• _What you are asked to do_: Find the lines holding the word "Aktanten" and collect them.

• _Records for this exercise_:
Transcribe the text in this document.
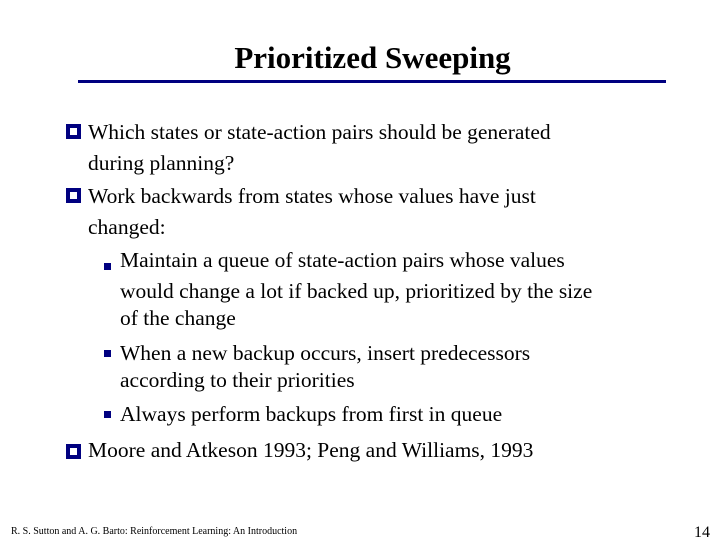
Prioritized Sweeping
Which states or state-action pairs should be generated
during planning?
Work backwards from states whose values have just
changed:
Maintain a queue of state-action pairs whose values
would change a lot if backed up, prioritized by the size
of the change
When a new backup occurs, insert predecessors
according to their priorities
Always perform backups from first in queue
Moore and Atkeson 1993; Peng and Williams, 1993
R. S. Sutton and A. G. Barto: Reinforcement Learning: An Introduction	14
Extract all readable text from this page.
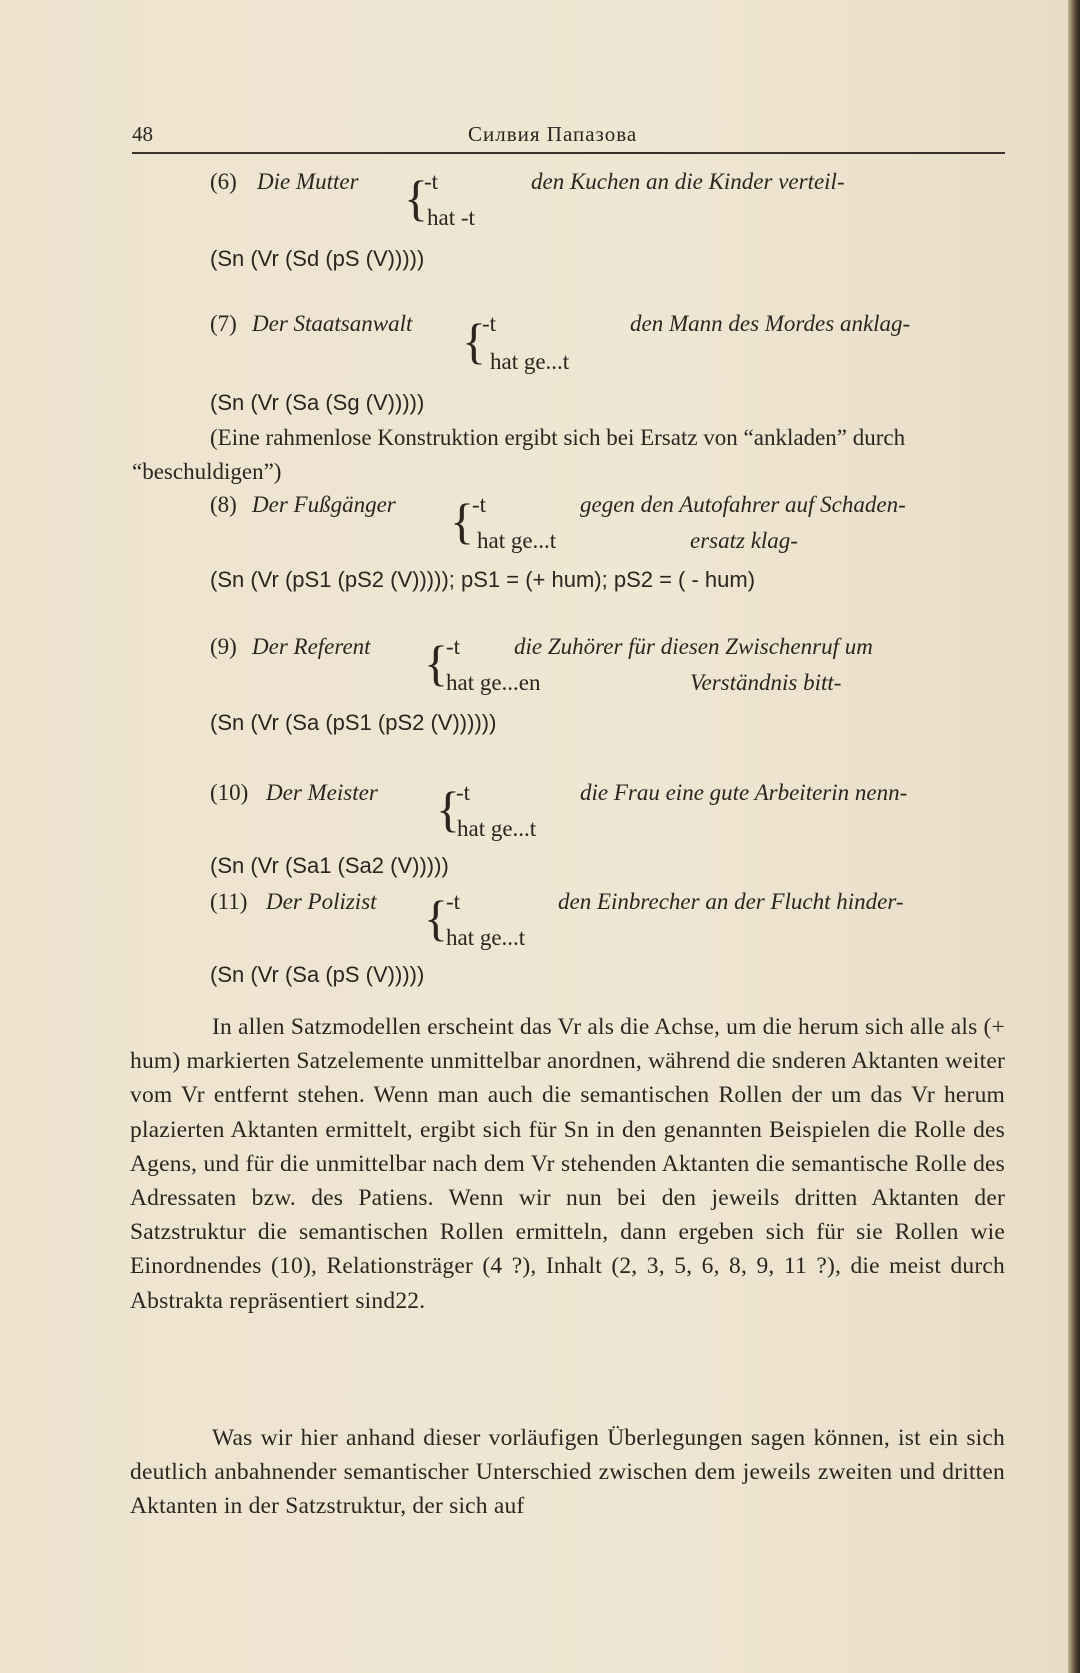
48	Силвия Папазова
(6) Die Mutter {
-t
hat -t
den Kuchen an die Kinder verteil-
(Sn (Vr (Sd (pS (V)))))
(7) Der Staatsanwalt {
-t
hat ge...t
den Mann des Mordes anklag-
(Sn (Vr (Sa (Sg (V)))))
(Eine rahmenlose Konstruktion ergibt sich bei Ersatz von “ankladen” durch “beschuldigen”)
(8) Der Fußgänger {
-t
hat ge...t
gegen den Autofahrer auf Schaden-
ersatz klag-
(Sn (Vr (pS1 (pS2 (V))))); pS1 = (+ hum); pS2 = ( - hum)
(9) Der Referent {
-t
hat ge...en
die Zuhörer für diesen Zwischenruf um
Verständnis bitt-
(Sn (Vr (Sa (pS1 (pS2 (V))))))
(10) Der Meister {
-t
hat ge...t
die Frau eine gute Arbeiterin nenn-
(Sn (Vr (Sa1 (Sa2 (V)))))
(11) Der Polizist {
-t
hat ge...t
den Einbrecher an der Flucht hinder-
(Sn (Vr (Sa (pS (V)))))

In allen Satzmodellen erscheint das Vr als die Achse, um die herum sich alle als (+ hum) markierten Satzelemente unmittelbar anordnen, während die snderen Aktanten weiter vom Vr entfernt stehen. Wenn man auch die semantischen Rollen der um das Vr herum plazierten Aktanten ermittelt, ergibt sich für Sn in den genannten Beispielen die Rolle des Agens, und für die unmittelbar nach dem Vr stehenden Aktanten die semantische Rolle des Adressaten bzw. des Patiens. Wenn wir nun bei den jeweils dritten Aktanten der Satzstruktur die semantischen Rollen ermitteln, dann ergeben sich für sie Rollen wie Einordnendes (10), Relationsträger (4 ?), Inhalt (2, 3, 5, 6, 8, 9, 11 ?), die meist durch Abstrakta repräsentiert sind22.

Was wir hier anhand dieser vorläufigen Überlegungen sagen können, ist ein sich deutlich anbahnender semantischer Unterschied zwischen dem jeweils zweiten und dritten Aktanten in der Satzstruktur, der sich auf
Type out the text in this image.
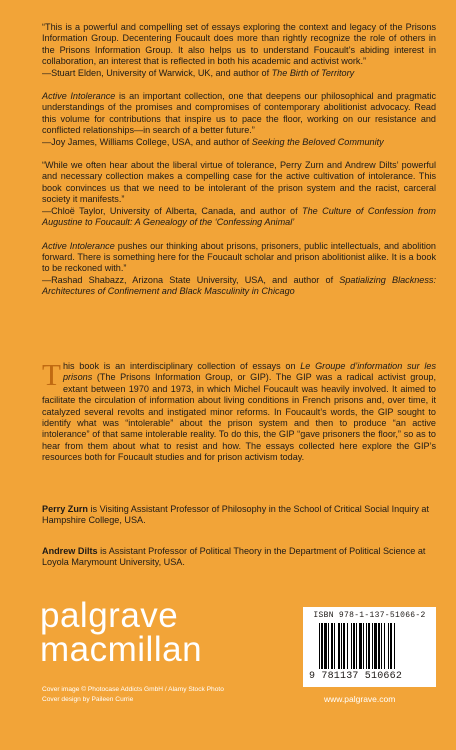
“This is a powerful and compelling set of essays exploring the context and legacy of the Prisons Information Group. Decentering Foucault does more than rightly recognize the role of others in the Prisons Information Group. It also helps us to understand Foucault’s abiding interest in collaboration, an interest that is reflected in both his academic and activist work.”

—Stuart Elden, University of Warwick, UK, and author of The Birth of Territory

Active Intolerance is an important collection, one that deepens our philosophical and pragmatic understandings of the promises and compromises of contemporary abolitionist advocacy. Read this volume for contributions that inspire us to pace the floor, working on our resistance and conflicted relationships—in search of a better future.”

—Joy James, Williams College, USA, and author of Seeking the Beloved Community

“While we often hear about the liberal virtue of tolerance, Perry Zurn and Andrew Dilts’ powerful and necessary collection makes a compelling case for the active cultivation of intolerance. This book convinces us that we need to be intolerant of the prison system and the racist, carceral society it manifests.”

—Chloë Taylor, University of Alberta, Canada, and author of The Culture of Confession from Augustine to Foucault: A Genealogy of the ‘Confessing Animal’

Active Intolerance pushes our thinking about prisons, prisoners, public intellectuals, and abolition forward. There is something here for the Foucault scholar and prison abolitionist alike. It is a book to be reckoned with.”

—Rashad Shabazz, Arizona State University, USA, and author of Spatializing Blackness: Architectures of Confinement and Black Masculinity in Chicago

This book is an interdisciplinary collection of essays on Le Groupe d’information sur les prisons (The Prisons Information Group, or GIP). The GIP was a radical activist group, extant between 1970 and 1973, in which Michel Foucault was heavily involved. It aimed to facilitate the circulation of information about living conditions in French prisons and, over time, it catalyzed several revolts and instigated minor reforms. In Foucault’s words, the GIP sought to identify what was “intolerable” about the prison system and then to produce “an active intolerance” of that same intolerable reality. To do this, the GIP “gave prisoners the floor,” so as to hear from them about what to resist and how. The essays collected here explore the GIP’s resources both for Foucault studies and for prison activism today.
Perry Zurn is Visiting Assistant Professor of Philosophy in the School of Critical Social Inquiry at Hampshire College, USA.
Andrew Dilts is Assistant Professor of Political Theory in the Department of Political Science at Loyola Marymount University, USA.
palgrave
macmillan
Cover image © Photocase Addicts GmbH / Alamy Stock Photo
Cover design by Paileen Currie
ISBN 978-1-137-51066-2
9 781137 510662
www.palgrave.com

• _The result_:
In allen Satzmodellen erscheint das Vr als die Achse, um die herum sich alle als (+ hum) markierten Satzelemente unmittelbar anordnen, während die snderen Aktanten weiter vom Vr entfernt stehen. Wenn man auch die semantischen Rollen der um das Vr herum plazierten Aktanten ermittelt, ergibt sich für Sn in den genannten Beispielen die Rolle des Agens, und für die unmittelbar nach dem Vr stehenden Aktanten die semantische Rolle des Adressaten bzw. des Patiens. Wenn wir nun bei den jeweils dritten Aktanten der Satzstruktur die semantischen Rollen ermitteln, dann ergeben sich für sie Rollen wie Einordnendes (10), Relationsträger (4 ?), Inhalt (2, 3, 5, 6, 8, 9, 11 ?), die meist durch Abstrakta repräsentiert sind22.
Was wir hier anhand dieser vorläufigen Überlegungen sagen können, ist ein sich deutlich anbahnender semantischer Unterschied zwischen dem jeweils zweiten und dritten Aktanten in der Satzstruktur, der sich auf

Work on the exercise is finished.